■ **Verifique sua compreensão**:
[1] No texto sobre a concorrência entre aplicativos e setores regulados, liste cada sigla seguida de seu nome por extenso entre parênteses, junto com esse nome.
[2] Dê sequência ao texto sobre a concorrência entre aplicativos e setores regulados, começando logo após a última frase apresentada.

No sentido oposto, outras operadoras, como a TIM, fazem parcerias para oferecer pacotes específicos para os consumidores usarem o aplicativo na troca de mensagens, mas não incluem ligações feitas pela ferramenta nesse plano.
O SindiTelebrasil, sindicado que reúne as operadoras de telefonia, afirma que não pode se manifestar sobre o assunto, já que as empresas têm posições diferentes e que refletem a estratégia comercial de cada uma.
Netflix
Outro serviço que também está gerando polêmica é a Netflix. A ABTA (Associação Brasileira de Televisão por Assinatura) afirma que a assimetria tributária e regulatória na competição com as novas formas de entrega de vídeos (over the top – OTT) é um dos desafios para o setor de TV por assinatura.
O setor reclama que serviços como a Netflix e o iTunes, por exemplo, distribuam filmes e séries sem as mesmas regras tributárias e regulatórias das empresas brasileiras de TV por assinatura.
Em nota, a ABTA diz que “o setor de TV paga não pede privilégios, mas espera que o governo federal e as agências reguladoras encontrem soluções que garantam uma competição com isonomia entre os serviços”.
A Anatel (Agência Nacional de Telecomunicações) afirma que os chamados OTTs são enquadrados em uma classificação diferente das operadoras de TV por assinatura e seguem regras diferentes.
AirBnB
No setor de hospedagens, a ferramenta que está causando incômodo é o AirBnB, site de aluguel de quartos e imóveis por temporada. Nos EUA, o aplicativo está em uma batalha na Justiça contra o Estado de Nova York, que acusa o serviço de competição desleal com hotéis e de prática ilegal por não pagar os impostos previstos para negócios do ramo hoteleiro.
O AirBnB tem conversado com órgãos reguladores para começar a pagar impostos hoteleiros já neste ano em mercados como Nova York e São Francisco, o que resultaria em uma cifra de cerca de US$ 21 milhões em impostos retroativos. Mas a empresa alega que a indústria hoteleira não parece interessada nisso e estaria se esforçando para o serviço não conseguir esse direito.
Aqui no Brasil, a legislação é mais flexível. O AirBnB se encaixa na lei do inquilinato, já que atividade é considerada sublocação. A lei não proíbe a prática, mas exige autorização do dono do imóvel antes do aluguel.
Mesmo assim, entidades representantes do setor hoteleiro já discutem como lidar com o aluguel por temporada. O presidente da ABIH (Associação Brasileira da Indústria de Hotéis), Enrico Fermi, diz que o crescimento desse tipo de hospedagem é explicado pelo aumento do poder aquisitivo da população.

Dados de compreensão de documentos
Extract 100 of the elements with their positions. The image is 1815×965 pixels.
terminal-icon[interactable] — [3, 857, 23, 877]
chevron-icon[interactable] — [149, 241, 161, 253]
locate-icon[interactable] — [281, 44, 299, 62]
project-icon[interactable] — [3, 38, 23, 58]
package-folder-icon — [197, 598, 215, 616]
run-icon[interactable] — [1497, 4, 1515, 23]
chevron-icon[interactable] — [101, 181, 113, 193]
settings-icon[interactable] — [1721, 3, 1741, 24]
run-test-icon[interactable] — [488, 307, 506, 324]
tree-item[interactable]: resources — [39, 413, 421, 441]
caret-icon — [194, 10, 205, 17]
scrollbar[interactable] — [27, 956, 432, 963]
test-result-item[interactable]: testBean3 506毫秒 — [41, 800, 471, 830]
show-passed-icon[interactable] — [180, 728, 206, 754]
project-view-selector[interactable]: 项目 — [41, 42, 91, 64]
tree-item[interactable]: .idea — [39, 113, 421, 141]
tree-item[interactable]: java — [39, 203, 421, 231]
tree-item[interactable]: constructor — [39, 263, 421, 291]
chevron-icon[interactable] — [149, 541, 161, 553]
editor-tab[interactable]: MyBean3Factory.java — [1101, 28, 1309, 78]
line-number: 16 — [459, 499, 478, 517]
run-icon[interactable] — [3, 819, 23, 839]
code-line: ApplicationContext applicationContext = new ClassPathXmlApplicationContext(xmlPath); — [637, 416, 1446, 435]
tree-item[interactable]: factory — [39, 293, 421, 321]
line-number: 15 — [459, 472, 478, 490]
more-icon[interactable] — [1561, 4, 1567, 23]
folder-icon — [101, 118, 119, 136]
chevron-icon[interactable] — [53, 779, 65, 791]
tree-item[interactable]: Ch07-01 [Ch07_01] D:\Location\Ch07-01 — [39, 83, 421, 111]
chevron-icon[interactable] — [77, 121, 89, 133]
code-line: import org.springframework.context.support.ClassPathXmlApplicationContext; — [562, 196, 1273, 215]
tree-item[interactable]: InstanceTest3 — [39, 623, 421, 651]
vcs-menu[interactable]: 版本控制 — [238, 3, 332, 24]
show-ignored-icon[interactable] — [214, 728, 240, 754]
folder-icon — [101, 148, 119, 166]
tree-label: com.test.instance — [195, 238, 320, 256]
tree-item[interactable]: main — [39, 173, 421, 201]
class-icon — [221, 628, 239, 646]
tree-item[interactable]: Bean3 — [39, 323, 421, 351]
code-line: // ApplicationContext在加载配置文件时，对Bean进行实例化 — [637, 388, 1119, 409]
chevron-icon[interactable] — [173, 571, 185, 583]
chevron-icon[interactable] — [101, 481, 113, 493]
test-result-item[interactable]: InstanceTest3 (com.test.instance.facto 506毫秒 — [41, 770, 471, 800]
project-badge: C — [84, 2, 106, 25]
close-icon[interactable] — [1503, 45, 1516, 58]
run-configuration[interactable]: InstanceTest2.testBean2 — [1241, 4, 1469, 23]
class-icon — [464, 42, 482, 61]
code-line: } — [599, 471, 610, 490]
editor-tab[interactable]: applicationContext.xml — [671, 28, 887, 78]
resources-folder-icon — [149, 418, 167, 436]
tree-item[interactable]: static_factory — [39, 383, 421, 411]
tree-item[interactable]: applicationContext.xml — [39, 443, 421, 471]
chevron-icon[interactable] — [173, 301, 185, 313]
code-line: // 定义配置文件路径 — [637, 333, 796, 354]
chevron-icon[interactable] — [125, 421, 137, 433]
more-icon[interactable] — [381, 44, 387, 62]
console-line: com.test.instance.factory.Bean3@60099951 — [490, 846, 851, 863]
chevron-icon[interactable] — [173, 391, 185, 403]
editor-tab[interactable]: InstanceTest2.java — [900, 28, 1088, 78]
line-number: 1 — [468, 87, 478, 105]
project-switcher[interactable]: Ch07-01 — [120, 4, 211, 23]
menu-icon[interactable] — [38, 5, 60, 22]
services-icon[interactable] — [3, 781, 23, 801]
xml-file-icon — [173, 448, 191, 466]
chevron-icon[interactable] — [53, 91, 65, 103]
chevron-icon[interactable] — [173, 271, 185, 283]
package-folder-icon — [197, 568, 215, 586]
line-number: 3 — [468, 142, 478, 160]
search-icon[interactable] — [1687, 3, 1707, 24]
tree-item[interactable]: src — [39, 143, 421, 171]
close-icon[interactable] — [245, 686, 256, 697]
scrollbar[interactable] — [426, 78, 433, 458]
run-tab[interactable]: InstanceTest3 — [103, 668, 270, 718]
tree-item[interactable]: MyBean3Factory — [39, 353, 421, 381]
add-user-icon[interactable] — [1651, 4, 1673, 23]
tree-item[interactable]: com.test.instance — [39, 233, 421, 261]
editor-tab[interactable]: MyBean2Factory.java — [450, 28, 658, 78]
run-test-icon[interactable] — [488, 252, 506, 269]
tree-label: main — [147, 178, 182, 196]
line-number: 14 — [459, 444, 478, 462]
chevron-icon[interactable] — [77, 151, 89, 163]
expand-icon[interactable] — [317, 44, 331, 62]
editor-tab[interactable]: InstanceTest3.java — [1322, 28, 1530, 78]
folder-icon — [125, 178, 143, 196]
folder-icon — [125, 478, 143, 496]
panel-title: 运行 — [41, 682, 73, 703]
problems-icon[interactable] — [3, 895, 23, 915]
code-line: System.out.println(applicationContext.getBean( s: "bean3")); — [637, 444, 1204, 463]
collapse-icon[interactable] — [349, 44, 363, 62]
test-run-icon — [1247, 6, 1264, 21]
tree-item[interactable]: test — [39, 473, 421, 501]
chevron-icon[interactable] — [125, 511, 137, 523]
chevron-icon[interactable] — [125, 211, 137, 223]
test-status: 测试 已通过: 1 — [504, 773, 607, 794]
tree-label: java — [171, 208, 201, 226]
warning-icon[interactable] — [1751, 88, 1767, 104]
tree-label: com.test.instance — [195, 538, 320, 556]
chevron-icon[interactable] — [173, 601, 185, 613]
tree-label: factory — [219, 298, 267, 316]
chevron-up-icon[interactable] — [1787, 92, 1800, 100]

■ **Resultados do exercício**:
[1]
ABTA (Associação Brasileira de Televisão por Assinatura)
Anatel (Agência Nacional de Telecomunicações)
ABIH (Associação Brasileira da Indústria de Hotéis)

[2]
— É uma questão incipiente e que nos causa preocupação porque são serviços ilegais, que fazem uma concorrência desleal e não pagam impostos. Tínhamos um mercado centralizado em classes A e B e tivemos um surto emergente, com 35 milhões de brasileiros que passaram a consumir turismo e, muitas vezes, recorrem a esse tipo de serviço.
Skiplagged
Esse aplicativo é pouco conhecido no Brasil, mas já está causando irritação em grandes companhias aéreas nos Estados Unidos. O que ele faz é encontrar passagens baratas para “cidades escondidas” no meio de um trajeto longo. A companhia aérea United entrou com um processo de R$ 260 mil (US$ 75 mil) na Justiça contra o Skiplagged (significado similar a abandonar um trecho) alegando competição desleal e desrespeito às regras do serviço.
Por exemplo: um passageiro quer ir de São Paulo a Brasília, mas a passagem direta é cara. No entanto, há um voo de São Paulo para Fortaleza, com escala em Brasília, que é mais barato. Assim, o aplicativo indica ao passageiro que compre essa passagem e desça do avião em Brasília. Deixando o restante da viagem (de Brasília a Fortaleza) sem usar.
Por mais que para o consumidor seja estranho imaginar que uma viagem mais distante seja mais cara do que uma bem mais curta, é comum que passagens com escala sejam mais baratas do que os voos diretos.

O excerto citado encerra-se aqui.